==== Dataset rows

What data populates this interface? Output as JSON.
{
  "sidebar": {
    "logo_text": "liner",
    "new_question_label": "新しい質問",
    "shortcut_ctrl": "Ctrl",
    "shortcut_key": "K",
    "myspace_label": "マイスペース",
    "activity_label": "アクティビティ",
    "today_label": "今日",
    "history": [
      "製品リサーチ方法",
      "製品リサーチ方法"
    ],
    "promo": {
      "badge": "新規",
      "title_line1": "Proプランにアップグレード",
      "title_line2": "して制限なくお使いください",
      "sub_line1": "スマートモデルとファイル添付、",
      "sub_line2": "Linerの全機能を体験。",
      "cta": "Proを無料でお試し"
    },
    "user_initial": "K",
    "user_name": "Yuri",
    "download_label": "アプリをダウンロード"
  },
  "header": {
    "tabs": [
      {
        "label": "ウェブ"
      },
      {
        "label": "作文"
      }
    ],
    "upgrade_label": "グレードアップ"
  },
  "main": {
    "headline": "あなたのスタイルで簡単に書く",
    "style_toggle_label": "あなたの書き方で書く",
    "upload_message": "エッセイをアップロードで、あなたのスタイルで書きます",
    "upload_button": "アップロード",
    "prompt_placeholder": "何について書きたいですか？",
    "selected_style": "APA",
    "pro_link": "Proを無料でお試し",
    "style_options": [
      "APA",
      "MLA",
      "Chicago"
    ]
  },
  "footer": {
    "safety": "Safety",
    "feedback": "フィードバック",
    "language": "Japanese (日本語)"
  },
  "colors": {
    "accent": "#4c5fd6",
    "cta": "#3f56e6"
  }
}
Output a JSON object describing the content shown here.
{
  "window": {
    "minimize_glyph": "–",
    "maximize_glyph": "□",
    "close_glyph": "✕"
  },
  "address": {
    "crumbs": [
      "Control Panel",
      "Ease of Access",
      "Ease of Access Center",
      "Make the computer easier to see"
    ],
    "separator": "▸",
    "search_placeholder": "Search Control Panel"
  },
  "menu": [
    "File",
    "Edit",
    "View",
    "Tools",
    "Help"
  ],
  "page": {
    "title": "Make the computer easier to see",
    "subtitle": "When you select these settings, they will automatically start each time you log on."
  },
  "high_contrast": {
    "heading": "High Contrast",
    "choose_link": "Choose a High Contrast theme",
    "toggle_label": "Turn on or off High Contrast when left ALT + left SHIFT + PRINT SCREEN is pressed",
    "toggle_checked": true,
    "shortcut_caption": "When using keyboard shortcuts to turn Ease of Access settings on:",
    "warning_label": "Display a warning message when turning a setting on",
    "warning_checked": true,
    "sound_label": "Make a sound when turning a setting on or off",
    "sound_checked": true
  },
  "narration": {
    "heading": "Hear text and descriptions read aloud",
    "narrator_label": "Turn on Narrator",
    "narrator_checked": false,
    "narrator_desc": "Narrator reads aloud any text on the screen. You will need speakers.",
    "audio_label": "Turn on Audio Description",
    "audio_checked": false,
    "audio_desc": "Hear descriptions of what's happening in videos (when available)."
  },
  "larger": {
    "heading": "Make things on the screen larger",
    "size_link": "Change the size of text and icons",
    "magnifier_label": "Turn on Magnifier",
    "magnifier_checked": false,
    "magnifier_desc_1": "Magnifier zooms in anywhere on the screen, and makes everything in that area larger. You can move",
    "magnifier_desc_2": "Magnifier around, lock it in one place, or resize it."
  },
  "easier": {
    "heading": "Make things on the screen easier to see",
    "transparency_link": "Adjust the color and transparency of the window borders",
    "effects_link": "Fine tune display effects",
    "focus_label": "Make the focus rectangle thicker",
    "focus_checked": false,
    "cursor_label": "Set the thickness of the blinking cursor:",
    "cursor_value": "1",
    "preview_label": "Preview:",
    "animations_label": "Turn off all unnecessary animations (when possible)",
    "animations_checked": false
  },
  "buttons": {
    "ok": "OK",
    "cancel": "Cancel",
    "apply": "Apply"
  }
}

========
==== Dataset rows

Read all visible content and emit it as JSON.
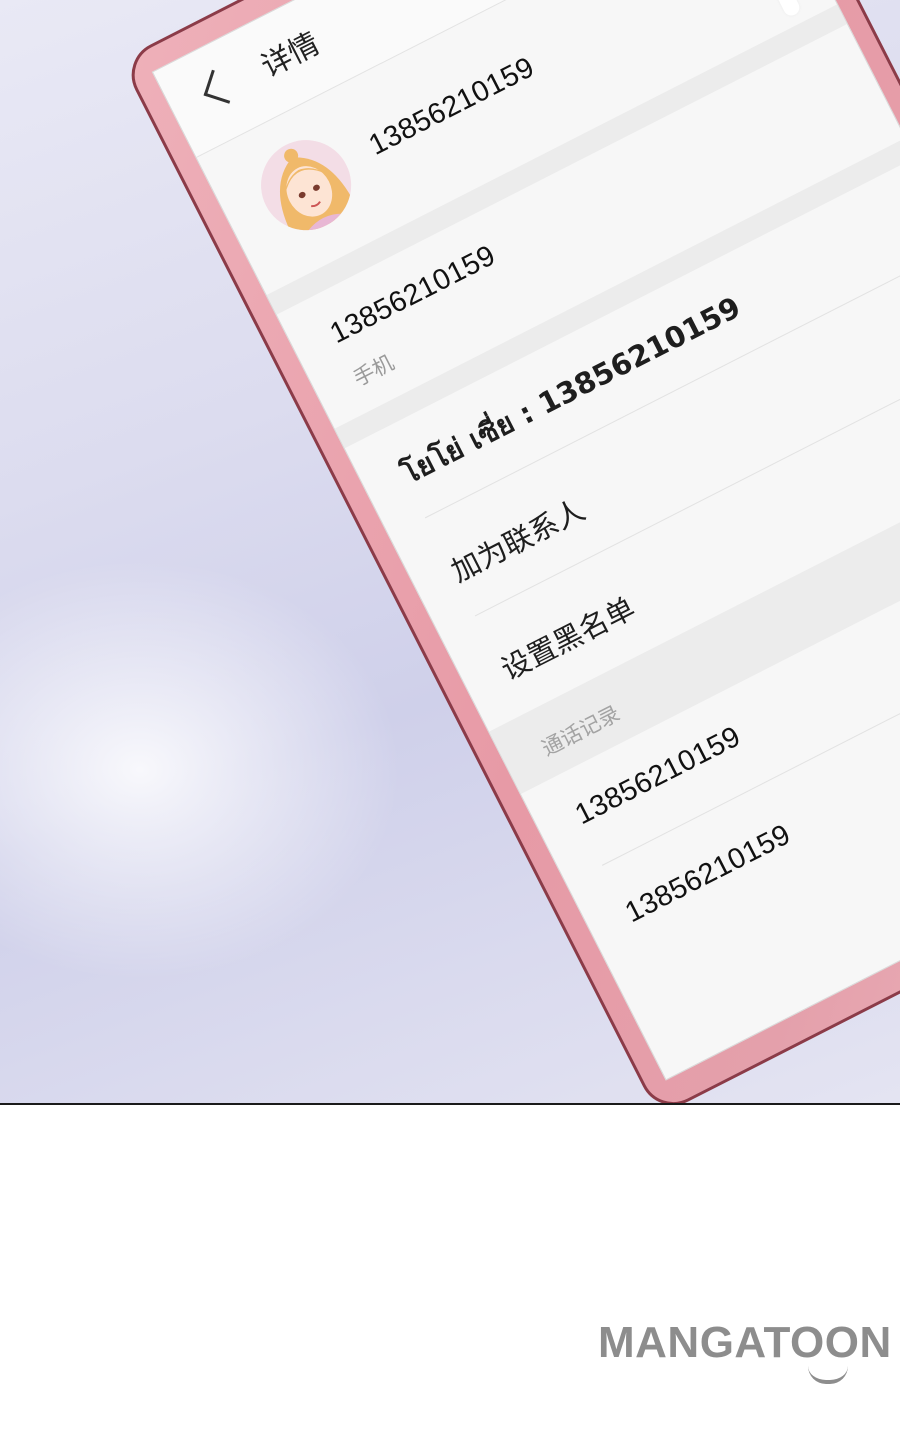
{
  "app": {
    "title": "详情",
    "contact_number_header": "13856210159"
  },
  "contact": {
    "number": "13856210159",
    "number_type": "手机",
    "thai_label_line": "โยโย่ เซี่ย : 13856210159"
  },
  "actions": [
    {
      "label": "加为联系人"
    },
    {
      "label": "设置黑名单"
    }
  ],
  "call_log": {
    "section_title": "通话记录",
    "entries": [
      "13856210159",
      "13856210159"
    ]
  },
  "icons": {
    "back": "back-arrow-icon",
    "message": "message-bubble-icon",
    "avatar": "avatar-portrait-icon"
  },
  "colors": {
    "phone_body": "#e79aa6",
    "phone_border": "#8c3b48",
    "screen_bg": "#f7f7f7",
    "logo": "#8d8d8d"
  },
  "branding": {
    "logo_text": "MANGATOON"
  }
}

========

§ Given task
From the records above, pull out every line containing the word "Control".

§ The result
      "Control Panel",
    "search_placeholder": "Search Control Panel"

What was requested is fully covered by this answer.